• **SHORT TASK**
Tell how many lines include the string "information". Answer with a single number.

• **RECORD LIST**
··········

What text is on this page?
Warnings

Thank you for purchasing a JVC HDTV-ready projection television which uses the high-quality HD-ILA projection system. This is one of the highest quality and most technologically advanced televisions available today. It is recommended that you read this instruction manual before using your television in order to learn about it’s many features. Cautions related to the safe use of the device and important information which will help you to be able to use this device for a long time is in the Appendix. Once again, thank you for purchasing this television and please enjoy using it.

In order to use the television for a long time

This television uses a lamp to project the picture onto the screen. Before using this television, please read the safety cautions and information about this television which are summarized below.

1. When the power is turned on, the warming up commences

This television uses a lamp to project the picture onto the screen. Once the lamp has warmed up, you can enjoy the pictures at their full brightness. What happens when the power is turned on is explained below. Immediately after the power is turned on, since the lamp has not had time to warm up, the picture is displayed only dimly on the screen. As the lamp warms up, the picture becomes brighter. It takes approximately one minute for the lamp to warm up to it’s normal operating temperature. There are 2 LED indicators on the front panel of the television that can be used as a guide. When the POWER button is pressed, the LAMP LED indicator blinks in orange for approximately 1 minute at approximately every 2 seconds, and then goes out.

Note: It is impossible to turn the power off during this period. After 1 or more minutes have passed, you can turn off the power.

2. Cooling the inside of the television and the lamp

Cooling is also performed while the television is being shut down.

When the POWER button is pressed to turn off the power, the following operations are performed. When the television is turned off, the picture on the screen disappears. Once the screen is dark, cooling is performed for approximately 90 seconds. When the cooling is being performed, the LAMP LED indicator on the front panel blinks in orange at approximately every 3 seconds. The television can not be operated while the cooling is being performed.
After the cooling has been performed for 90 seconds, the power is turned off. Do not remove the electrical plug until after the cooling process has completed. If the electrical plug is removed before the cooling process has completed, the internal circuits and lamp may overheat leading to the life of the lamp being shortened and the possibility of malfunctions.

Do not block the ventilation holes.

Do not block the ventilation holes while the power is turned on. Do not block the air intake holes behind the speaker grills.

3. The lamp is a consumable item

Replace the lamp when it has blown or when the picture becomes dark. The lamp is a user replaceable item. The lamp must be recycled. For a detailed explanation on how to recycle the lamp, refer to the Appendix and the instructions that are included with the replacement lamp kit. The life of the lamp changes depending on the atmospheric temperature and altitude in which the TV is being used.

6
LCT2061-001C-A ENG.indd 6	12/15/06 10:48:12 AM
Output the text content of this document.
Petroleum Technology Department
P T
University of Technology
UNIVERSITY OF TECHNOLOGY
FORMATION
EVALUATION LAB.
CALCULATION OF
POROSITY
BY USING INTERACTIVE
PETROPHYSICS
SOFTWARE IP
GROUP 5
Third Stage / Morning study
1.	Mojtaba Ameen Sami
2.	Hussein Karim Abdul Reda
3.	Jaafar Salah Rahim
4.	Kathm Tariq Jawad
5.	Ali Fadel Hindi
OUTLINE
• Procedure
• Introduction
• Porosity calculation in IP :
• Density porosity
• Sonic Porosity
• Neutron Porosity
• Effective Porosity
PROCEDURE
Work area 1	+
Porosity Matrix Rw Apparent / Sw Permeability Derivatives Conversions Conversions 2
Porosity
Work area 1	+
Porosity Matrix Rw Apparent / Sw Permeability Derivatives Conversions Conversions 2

··········

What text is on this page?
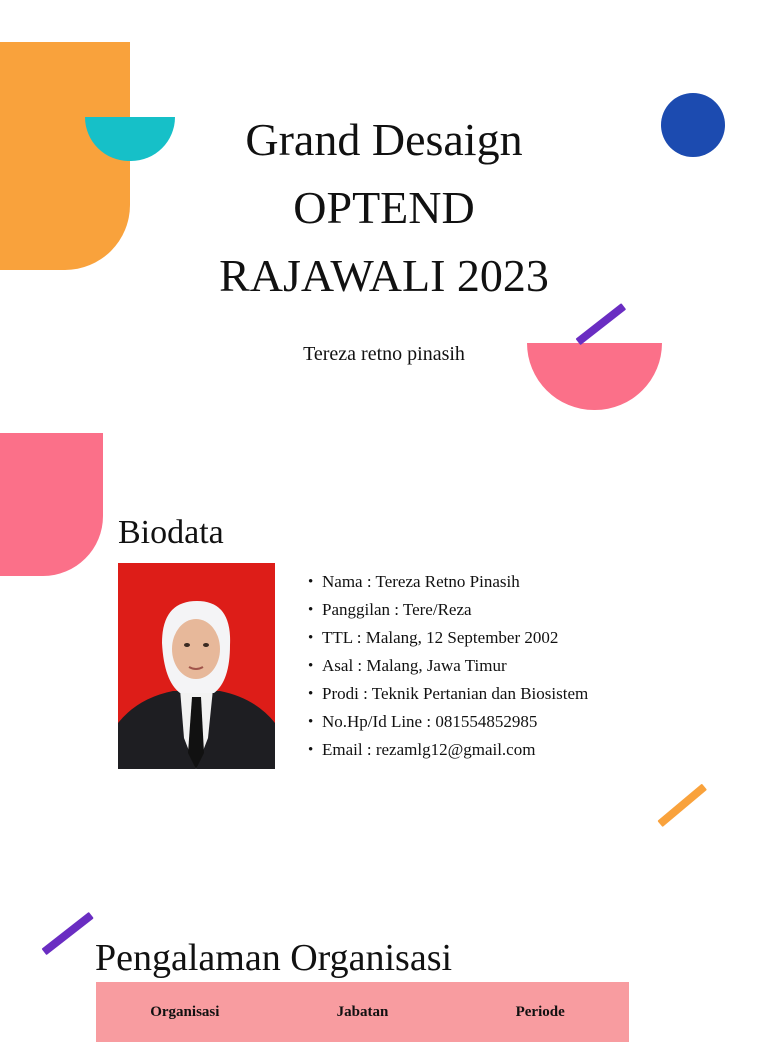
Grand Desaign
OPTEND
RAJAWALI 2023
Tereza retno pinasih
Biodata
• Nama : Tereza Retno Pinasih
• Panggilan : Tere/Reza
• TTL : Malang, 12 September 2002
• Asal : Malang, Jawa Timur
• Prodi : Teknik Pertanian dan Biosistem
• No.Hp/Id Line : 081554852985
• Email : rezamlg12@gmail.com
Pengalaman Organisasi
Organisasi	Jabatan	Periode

··········

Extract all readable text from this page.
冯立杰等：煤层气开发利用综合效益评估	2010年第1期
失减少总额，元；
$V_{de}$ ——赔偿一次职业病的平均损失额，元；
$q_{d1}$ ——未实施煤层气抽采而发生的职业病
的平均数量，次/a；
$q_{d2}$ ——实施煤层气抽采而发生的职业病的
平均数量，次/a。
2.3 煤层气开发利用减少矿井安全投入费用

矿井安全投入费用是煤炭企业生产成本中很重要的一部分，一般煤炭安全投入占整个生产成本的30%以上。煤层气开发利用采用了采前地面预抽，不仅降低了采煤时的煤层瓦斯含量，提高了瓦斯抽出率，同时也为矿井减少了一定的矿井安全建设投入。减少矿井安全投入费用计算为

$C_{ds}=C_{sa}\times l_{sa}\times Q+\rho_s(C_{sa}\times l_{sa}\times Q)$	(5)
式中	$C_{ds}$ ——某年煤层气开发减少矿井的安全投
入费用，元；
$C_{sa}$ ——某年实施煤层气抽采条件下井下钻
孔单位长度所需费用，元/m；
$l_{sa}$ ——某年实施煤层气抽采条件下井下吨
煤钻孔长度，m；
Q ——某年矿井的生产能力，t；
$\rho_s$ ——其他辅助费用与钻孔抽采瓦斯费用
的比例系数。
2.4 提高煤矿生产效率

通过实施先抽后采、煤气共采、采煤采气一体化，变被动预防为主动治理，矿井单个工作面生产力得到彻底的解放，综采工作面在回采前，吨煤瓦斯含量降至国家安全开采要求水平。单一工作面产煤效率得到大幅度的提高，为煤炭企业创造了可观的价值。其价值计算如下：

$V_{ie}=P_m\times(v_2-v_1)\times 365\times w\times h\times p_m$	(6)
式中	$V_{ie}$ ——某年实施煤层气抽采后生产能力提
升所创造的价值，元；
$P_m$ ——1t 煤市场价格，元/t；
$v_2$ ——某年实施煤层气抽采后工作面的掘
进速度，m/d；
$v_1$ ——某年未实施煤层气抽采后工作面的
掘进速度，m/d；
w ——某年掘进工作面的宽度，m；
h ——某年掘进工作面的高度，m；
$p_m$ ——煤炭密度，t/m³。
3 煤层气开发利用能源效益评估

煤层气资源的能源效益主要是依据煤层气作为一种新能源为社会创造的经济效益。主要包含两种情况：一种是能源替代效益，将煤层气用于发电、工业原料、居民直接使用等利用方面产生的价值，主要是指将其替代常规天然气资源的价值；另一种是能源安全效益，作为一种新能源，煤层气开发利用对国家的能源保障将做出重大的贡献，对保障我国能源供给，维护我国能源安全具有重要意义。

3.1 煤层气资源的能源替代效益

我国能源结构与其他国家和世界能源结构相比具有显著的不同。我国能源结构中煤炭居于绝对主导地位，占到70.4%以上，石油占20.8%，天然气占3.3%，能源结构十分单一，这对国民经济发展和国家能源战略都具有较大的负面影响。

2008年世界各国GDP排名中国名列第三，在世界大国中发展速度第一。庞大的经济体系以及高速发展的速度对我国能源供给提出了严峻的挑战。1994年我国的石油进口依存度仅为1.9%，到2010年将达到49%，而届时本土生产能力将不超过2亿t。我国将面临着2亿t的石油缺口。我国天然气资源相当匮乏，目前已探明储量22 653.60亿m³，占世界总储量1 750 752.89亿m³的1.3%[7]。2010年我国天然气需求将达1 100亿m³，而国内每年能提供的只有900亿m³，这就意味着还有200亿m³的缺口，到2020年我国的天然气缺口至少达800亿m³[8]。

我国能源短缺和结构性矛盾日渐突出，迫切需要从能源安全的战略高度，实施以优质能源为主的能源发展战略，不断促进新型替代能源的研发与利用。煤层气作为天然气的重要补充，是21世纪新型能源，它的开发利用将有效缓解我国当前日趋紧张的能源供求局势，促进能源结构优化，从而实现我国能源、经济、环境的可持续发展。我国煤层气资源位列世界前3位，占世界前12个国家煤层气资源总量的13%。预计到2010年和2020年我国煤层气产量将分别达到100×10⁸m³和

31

··········

• **FINAL RESULT**
2